__Your goal__
Write out the records below word for word, please.

__Supplied data__

Start

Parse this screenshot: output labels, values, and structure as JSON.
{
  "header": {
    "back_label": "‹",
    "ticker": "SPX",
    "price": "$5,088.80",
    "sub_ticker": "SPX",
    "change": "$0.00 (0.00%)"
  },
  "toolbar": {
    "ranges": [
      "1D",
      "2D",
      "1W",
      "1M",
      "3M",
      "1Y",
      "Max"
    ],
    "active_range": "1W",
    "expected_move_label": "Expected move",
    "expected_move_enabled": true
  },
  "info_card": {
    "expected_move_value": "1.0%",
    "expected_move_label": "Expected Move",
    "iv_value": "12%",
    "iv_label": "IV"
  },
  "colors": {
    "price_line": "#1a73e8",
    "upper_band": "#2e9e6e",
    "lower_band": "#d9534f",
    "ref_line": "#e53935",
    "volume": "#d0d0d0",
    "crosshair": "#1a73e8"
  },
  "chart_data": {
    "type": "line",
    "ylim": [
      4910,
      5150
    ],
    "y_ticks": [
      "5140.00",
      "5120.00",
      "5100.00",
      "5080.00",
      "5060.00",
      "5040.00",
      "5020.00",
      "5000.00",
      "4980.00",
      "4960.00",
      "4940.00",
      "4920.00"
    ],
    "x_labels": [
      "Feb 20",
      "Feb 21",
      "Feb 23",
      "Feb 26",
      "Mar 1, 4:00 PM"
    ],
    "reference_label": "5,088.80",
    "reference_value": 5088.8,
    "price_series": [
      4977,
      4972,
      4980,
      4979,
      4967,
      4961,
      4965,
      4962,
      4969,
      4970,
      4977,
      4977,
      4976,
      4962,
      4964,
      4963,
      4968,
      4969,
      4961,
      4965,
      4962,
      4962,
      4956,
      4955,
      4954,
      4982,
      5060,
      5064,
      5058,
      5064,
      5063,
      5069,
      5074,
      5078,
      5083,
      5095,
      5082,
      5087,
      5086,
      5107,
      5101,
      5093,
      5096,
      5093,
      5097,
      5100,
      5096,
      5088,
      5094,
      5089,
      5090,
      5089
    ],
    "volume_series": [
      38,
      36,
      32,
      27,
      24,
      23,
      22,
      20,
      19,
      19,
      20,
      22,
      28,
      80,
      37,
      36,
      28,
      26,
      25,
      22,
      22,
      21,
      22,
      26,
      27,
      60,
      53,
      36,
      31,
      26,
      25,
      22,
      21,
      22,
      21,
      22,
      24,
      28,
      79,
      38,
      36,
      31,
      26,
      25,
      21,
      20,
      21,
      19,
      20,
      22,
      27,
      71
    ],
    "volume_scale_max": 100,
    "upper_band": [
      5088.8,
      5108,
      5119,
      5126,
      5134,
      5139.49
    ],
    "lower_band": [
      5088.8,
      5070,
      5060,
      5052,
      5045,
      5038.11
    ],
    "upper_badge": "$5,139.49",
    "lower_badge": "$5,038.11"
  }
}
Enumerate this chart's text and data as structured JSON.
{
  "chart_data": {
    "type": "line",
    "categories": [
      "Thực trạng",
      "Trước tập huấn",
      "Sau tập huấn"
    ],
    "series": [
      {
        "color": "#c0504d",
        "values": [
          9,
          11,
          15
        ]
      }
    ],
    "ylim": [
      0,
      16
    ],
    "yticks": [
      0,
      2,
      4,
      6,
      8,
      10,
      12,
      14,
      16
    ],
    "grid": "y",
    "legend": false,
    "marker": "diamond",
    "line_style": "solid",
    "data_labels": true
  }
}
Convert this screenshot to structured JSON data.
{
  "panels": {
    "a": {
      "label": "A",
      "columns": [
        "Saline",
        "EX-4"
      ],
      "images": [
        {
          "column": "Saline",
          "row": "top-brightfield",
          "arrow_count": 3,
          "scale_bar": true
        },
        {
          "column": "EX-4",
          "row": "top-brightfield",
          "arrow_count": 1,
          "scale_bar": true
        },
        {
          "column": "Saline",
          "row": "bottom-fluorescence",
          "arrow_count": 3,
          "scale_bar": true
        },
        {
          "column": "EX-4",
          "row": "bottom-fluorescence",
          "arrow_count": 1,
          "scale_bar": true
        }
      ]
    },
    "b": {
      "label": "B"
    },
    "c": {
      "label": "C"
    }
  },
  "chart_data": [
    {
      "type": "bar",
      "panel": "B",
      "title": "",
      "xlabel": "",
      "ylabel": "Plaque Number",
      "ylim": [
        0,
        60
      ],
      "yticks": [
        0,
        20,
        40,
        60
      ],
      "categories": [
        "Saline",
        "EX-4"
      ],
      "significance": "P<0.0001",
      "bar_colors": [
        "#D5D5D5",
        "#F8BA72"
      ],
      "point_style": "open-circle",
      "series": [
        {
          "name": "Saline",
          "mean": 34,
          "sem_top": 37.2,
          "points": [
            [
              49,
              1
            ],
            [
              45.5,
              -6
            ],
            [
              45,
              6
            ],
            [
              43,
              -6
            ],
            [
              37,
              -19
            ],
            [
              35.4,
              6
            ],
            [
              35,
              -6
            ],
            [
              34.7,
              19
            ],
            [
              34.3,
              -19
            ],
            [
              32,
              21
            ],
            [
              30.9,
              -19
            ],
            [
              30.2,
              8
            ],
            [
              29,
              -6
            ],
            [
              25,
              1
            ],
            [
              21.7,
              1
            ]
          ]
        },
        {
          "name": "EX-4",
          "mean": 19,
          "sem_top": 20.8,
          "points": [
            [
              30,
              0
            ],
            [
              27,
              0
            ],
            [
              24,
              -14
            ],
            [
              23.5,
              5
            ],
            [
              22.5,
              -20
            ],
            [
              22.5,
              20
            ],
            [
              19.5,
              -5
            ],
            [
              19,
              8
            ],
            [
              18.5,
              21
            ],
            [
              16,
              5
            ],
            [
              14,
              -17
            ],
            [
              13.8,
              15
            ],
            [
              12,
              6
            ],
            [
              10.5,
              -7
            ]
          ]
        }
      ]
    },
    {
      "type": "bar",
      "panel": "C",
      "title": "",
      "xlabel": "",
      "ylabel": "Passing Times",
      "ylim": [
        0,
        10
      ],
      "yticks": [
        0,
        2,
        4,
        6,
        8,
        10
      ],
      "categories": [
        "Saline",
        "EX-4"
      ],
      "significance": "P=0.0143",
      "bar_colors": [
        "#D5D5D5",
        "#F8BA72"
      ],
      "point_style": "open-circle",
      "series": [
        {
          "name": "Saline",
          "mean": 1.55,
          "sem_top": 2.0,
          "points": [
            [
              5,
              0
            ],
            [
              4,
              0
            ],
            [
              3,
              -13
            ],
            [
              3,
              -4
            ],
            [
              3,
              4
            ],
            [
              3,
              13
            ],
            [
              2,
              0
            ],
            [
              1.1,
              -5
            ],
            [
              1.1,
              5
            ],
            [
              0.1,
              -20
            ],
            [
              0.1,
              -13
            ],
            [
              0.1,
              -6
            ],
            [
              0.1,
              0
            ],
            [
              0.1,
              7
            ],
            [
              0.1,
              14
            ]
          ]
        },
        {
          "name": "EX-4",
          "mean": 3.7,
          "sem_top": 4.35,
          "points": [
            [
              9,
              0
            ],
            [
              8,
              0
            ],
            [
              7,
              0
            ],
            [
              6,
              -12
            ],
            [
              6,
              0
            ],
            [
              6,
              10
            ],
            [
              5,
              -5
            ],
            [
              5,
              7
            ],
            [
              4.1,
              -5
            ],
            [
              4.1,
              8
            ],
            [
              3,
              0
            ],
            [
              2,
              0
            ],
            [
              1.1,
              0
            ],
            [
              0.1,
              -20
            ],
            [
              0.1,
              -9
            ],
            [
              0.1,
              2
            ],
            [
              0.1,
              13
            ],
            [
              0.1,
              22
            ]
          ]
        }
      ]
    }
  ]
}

End

__Full response__
Parse this screenshot: output labels, values, and structure as JSON.
{
  "header": {
    "back_label": "‹",
    "ticker": "SPX",
    "price": "$5,088.80",
    "sub_ticker": "SPX",
    "change": "$0.00 (0.00%)"
  },
  "toolbar": {
    "ranges": [
      "1D",
      "2D",
      "1W",
      "1M",
      "3M",
      "1Y",
      "Max"
    ],
    "active_range": "1W",
    "expected_move_label": "Expected move",
    "expected_move_enabled": true
  },
  "info_card": {
    "expected_move_value": "1.0%",
    "expected_move_label": "Expected Move",
    "iv_value": "12%",
    "iv_label": "IV"
  },
  "colors": {
    "price_line": "#1a73e8",
    "upper_band": "#2e9e6e",
    "lower_band": "#d9534f",
    "ref_line": "#e53935",
    "volume": "#d0d0d0",
    "crosshair": "#1a73e8"
  },
  "chart_data": {
    "type": "line",
    "ylim": [
      4910,
      5150
    ],
    "y_ticks": [
      "5140.00",
      "5120.00",
      "5100.00",
      "5080.00",
      "5060.00",
      "5040.00",
      "5020.00",
      "5000.00",
      "4980.00",
      "4960.00",
      "4940.00",
      "4920.00"
    ],
    "x_labels": [
      "Feb 20",
      "Feb 21",
      "Feb 23",
      "Feb 26",
      "Mar 1, 4:00 PM"
    ],
    "reference_label": "5,088.80",
    "reference_value": 5088.8,
    "price_series": [
      4977,
      4972,
      4980,
      4979,
      4967,
      4961,
      4965,
      4962,
      4969,
      4970,
      4977,
      4977,
      4976,
      4962,
      4964,
      4963,
      4968,
      4969,
      4961,
      4965,
      4962,
      4962,
      4956,
      4955,
      4954,
      4982,
      5060,
      5064,
      5058,
      5064,
      5063,
      5069,
      5074,
      5078,
      5083,
      5095,
      5082,
      5087,
      5086,
      5107,
      5101,
      5093,
      5096,
      5093,
      5097,
      5100,
      5096,
      5088,
      5094,
      5089,
      5090,
      5089
    ],
    "volume_series": [
      38,
      36,
      32,
      27,
      24,
      23,
      22,
      20,
      19,
      19,
      20,
      22,
      28,
      80,
      37,
      36,
      28,
      26,
      25,
      22,
      22,
      21,
      22,
      26,
      27,
      60,
      53,
      36,
      31,
      26,
      25,
      22,
      21,
      22,
      21,
      22,
      24,
      28,
      79,
      38,
      36,
      31,
      26,
      25,
      21,
      20,
      21,
      19,
      20,
      22,
      27,
      71
    ],
    "volume_scale_max": 100,
    "upper_band": [
      5088.8,
      5108,
      5119,
      5126,
      5134,
      5139.49
    ],
    "lower_band": [
      5088.8,
      5070,
      5060,
      5052,
      5045,
      5038.11
    ],
    "upper_badge": "$5,139.49",
    "lower_badge": "$5,038.11"
  }
}
Enumerate this chart's text and data as structured JSON.
{
  "chart_data": {
    "type": "line",
    "categories": [
      "Thực trạng",
      "Trước tập huấn",
      "Sau tập huấn"
    ],
    "series": [
      {
        "color": "#c0504d",
        "values": [
          9,
          11,
          15
        ]
      }
    ],
    "ylim": [
      0,
      16
    ],
    "yticks": [
      0,
      2,
      4,
      6,
      8,
      10,
      12,
      14,
      16
    ],
    "grid": "y",
    "legend": false,
    "marker": "diamond",
    "line_style": "solid",
    "data_labels": true
  }
}
Convert this screenshot to structured JSON data.
{
  "panels": {
    "a": {
      "label": "A",
      "columns": [
        "Saline",
        "EX-4"
      ],
      "images": [
        {
          "column": "Saline",
          "row": "top-brightfield",
          "arrow_count": 3,
          "scale_bar": true
        },
        {
          "column": "EX-4",
          "row": "top-brightfield",
          "arrow_count": 1,
          "scale_bar": true
        },
        {
          "column": "Saline",
          "row": "bottom-fluorescence",
          "arrow_count": 3,
          "scale_bar": true
        },
        {
          "column": "EX-4",
          "row": "bottom-fluorescence",
          "arrow_count": 1,
          "scale_bar": true
        }
      ]
    },
    "b": {
      "label": "B"
    },
    "c": {
      "label": "C"
    }
  },
  "chart_data": [
    {
      "type": "bar",
      "panel": "B",
      "title": "",
      "xlabel": "",
      "ylabel": "Plaque Number",
      "ylim": [
        0,
        60
      ],
      "yticks": [
        0,
        20,
        40,
        60
      ],
      "categories": [
        "Saline",
        "EX-4"
      ],
      "significance": "P<0.0001",
      "bar_colors": [
        "#D5D5D5",
        "#F8BA72"
      ],
      "point_style": "open-circle",
      "series": [
        {
          "name": "Saline",
          "mean": 34,
          "sem_top": 37.2,
          "points": [
            [
              49,
              1
            ],
            [
              45.5,
              -6
            ],
            [
              45,
              6
            ],
            [
              43,
              -6
            ],
            [
              37,
              -19
            ],
            [
              35.4,
              6
            ],
            [
              35,
              -6
            ],
            [
              34.7,
              19
            ],
            [
              34.3,
              -19
            ],
            [
              32,
              21
            ],
            [
              30.9,
              -19
            ],
            [
              30.2,
              8
            ],
            [
              29,
              -6
            ],
            [
              25,
              1
            ],
            [
              21.7,
              1
            ]
          ]
        },
        {
          "name": "EX-4",
          "mean": 19,
          "sem_top": 20.8,
          "points": [
            [
              30,
              0
            ],
            [
              27,
              0
            ],
            [
              24,
              -14
            ],
            [
              23.5,
              5
            ],
            [
              22.5,
              -20
            ],
            [
              22.5,
              20
            ],
            [
              19.5,
              -5
            ],
            [
              19,
              8
            ],
            [
              18.5,
              21
            ],
            [
              16,
              5
            ],
            [
              14,
              -17
            ],
            [
              13.8,
              15
            ],
            [
              12,
              6
            ],
            [
              10.5,
              -7
            ]
          ]
        }
      ]
    },
    {
      "type": "bar",
      "panel": "C",
      "title": "",
      "xlabel": "",
      "ylabel": "Passing Times",
      "ylim": [
        0,
        10
      ],
      "yticks": [
        0,
        2,
        4,
        6,
        8,
        10
      ],
      "categories": [
        "Saline",
        "EX-4"
      ],
      "significance": "P=0.0143",
      "bar_colors": [
        "#D5D5D5",
        "#F8BA72"
      ],
      "point_style": "open-circle",
      "series": [
        {
          "name": "Saline",
          "mean": 1.55,
          "sem_top": 2.0,
          "points": [
            [
              5,
              0
            ],
            [
              4,
              0
            ],
            [
              3,
              -13
            ],
            [
              3,
              -4
            ],
            [
              3,
              4
            ],
            [
              3,
              13
            ],
            [
              2,
              0
            ],
            [
              1.1,
              -5
            ],
            [
              1.1,
              5
            ],
            [
              0.1,
              -20
            ],
            [
              0.1,
              -13
            ],
            [
              0.1,
              -6
            ],
            [
              0.1,
              0
            ],
            [
              0.1,
              7
            ],
            [
              0.1,
              14
            ]
          ]
        },
        {
          "name": "EX-4",
          "mean": 3.7,
          "sem_top": 4.35,
          "points": [
            [
              9,
              0
            ],
            [
              8,
              0
            ],
            [
              7,
              0
            ],
            [
              6,
              -12
            ],
            [
              6,
              0
            ],
            [
              6,
              10
            ],
            [
              5,
              -5
            ],
            [
              5,
              7
            ],
            [
              4.1,
              -5
            ],
            [
              4.1,
              8
            ],
            [
              3,
              0
            ],
            [
              2,
              0
            ],
            [
              1.1,
              0
            ],
            [
              0.1,
              -20
            ],
            [
              0.1,
              -9
            ],
            [
              0.1,
              2
            ],
            [
              0.1,
              13
            ],
            [
              0.1,
              22
            ]
          ]
        }
      ]
    }
  ]
}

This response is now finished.